## [INPUT RECORDS]
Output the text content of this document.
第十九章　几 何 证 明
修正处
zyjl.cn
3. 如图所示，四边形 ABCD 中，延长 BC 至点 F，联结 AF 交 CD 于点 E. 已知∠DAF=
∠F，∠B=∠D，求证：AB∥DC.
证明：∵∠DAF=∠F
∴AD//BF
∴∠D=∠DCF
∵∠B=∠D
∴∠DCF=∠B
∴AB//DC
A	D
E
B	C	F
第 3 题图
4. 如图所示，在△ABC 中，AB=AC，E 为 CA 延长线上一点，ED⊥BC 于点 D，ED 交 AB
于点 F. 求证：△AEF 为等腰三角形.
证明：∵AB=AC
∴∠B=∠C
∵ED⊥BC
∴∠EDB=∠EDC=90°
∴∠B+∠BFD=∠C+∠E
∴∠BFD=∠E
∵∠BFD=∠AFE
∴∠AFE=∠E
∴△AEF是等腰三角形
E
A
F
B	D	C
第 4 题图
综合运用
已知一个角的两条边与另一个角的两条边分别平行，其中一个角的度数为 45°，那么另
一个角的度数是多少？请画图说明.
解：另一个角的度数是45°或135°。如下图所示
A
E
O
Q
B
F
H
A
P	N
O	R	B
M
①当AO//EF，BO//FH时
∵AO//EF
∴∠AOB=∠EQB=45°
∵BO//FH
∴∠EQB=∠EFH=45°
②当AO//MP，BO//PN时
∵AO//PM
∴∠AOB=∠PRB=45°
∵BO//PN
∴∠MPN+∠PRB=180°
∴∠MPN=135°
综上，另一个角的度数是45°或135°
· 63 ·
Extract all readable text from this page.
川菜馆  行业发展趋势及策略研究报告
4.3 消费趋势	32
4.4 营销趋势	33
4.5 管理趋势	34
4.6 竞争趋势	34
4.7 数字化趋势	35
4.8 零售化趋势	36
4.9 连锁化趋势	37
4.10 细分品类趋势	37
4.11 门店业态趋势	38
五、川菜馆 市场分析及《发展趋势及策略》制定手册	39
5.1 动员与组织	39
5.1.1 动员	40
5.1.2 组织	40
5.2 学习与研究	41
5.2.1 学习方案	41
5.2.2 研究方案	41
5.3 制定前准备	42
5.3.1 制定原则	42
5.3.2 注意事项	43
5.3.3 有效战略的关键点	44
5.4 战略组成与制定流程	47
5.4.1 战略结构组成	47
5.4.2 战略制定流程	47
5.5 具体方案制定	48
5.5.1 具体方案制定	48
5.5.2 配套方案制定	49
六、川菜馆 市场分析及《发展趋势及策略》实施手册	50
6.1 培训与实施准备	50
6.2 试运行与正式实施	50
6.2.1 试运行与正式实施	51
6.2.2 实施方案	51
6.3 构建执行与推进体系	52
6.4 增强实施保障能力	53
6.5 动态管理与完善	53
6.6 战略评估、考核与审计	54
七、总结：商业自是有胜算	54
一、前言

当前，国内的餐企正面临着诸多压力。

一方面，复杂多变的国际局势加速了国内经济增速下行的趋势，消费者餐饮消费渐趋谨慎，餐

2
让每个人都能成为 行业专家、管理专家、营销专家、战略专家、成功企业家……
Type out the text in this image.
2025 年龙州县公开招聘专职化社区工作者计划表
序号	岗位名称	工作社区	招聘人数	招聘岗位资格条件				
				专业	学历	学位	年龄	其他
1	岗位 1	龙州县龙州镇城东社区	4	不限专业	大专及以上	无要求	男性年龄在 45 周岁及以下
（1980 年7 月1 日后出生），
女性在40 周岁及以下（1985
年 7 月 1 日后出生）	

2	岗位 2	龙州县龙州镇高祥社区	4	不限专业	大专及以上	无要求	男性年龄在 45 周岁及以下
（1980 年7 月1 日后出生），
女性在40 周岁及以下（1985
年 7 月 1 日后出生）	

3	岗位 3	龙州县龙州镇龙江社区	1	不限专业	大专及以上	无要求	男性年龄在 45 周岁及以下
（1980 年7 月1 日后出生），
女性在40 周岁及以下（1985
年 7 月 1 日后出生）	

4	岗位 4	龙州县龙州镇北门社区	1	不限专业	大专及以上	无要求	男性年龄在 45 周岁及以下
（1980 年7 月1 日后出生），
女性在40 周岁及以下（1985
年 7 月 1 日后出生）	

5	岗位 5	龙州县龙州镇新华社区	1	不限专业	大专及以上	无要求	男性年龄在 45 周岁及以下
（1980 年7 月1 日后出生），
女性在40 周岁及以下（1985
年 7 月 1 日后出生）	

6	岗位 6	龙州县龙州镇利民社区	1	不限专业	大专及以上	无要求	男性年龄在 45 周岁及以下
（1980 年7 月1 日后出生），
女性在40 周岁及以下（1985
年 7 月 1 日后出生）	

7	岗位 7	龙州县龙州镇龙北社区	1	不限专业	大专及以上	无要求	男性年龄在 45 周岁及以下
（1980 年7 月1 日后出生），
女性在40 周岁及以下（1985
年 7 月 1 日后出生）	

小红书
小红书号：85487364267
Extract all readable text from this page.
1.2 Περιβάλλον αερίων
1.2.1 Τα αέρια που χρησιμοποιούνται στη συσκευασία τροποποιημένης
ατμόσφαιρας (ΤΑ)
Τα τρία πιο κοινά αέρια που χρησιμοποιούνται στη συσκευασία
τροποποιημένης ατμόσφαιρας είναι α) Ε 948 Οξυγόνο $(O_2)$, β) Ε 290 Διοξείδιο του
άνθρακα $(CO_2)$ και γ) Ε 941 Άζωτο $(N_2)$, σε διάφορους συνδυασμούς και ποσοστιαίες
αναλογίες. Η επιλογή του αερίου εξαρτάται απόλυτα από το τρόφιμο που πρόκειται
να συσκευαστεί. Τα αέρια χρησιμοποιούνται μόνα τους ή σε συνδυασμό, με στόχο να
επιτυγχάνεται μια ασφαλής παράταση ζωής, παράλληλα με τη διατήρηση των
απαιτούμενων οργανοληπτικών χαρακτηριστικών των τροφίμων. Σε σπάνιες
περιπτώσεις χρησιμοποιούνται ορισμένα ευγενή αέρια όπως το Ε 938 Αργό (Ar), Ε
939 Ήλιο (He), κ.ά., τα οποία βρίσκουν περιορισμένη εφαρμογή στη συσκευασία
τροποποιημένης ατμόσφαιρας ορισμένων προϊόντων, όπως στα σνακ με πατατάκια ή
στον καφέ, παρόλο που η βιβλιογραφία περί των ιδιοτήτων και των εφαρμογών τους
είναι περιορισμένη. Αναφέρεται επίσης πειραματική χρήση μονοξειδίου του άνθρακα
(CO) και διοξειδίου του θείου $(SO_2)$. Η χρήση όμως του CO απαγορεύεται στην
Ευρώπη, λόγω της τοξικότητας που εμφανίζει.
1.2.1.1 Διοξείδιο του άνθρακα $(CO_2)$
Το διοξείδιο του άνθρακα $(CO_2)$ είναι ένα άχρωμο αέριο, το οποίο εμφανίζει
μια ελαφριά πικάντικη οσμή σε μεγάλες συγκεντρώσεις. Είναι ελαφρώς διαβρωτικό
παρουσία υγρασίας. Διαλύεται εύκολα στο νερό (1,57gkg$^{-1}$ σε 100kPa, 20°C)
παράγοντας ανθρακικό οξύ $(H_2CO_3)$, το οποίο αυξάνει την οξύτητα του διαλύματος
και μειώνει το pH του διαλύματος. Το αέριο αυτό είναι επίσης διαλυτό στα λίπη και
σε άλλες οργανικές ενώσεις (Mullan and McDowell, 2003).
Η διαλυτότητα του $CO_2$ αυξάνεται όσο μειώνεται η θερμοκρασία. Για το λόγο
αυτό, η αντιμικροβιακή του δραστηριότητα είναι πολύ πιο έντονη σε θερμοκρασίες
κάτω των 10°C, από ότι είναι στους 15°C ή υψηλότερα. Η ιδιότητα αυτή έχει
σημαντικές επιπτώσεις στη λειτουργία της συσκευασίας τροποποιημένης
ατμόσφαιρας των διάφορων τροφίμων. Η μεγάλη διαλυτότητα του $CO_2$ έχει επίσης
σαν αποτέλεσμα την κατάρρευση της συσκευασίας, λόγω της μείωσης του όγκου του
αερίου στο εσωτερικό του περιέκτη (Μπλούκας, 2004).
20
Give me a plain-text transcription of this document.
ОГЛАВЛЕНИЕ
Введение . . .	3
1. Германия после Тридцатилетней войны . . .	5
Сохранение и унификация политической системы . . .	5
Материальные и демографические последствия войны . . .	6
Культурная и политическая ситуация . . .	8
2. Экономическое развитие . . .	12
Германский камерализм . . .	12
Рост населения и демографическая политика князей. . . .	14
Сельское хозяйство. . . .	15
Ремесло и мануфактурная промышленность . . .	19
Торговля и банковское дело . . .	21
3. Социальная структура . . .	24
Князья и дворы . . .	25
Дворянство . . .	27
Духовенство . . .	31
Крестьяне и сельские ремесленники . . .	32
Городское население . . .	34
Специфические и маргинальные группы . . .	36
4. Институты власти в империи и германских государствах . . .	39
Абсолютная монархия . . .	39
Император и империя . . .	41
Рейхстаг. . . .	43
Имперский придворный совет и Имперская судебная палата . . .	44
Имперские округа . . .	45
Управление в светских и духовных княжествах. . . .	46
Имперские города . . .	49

## [TASK TO CARRY OUT]
Print the line containing "Give me a plain-text" and every line after it to the end of the records above, exactly as written, and nothing else.

## [EXERCISE RESPONSE]
Give me a plain-text transcription of this document.
ОГЛАВЛЕНИЕ
Введение . . .	3
1. Германия после Тридцатилетней войны . . .	5
Сохранение и унификация политической системы . . .	5
Материальные и демографические последствия войны . . .	6
Культурная и политическая ситуация . . .	8
2. Экономическое развитие . . .	12
Германский камерализм . . .	12
Рост населения и демографическая политика князей. . . .	14
Сельское хозяйство. . . .	15
Ремесло и мануфактурная промышленность . . .	19
Торговля и банковское дело . . .	21
3. Социальная структура . . .	24
Князья и дворы . . .	25
Дворянство . . .	27
Духовенство . . .	31
Крестьяне и сельские ремесленники . . .	32
Городское население . . .	34
Специфические и маргинальные группы . . .	36
4. Институты власти в империи и германских государствах . . .	39
Абсолютная монархия . . .	39
Император и империя . . .	41
Рейхстаг. . . .	43
Имперский придворный совет и Имперская судебная палата . . .	44
Имперские округа . . .	45
Управление в светских и духовных княжествах. . . .	46
Имперские города . . .	49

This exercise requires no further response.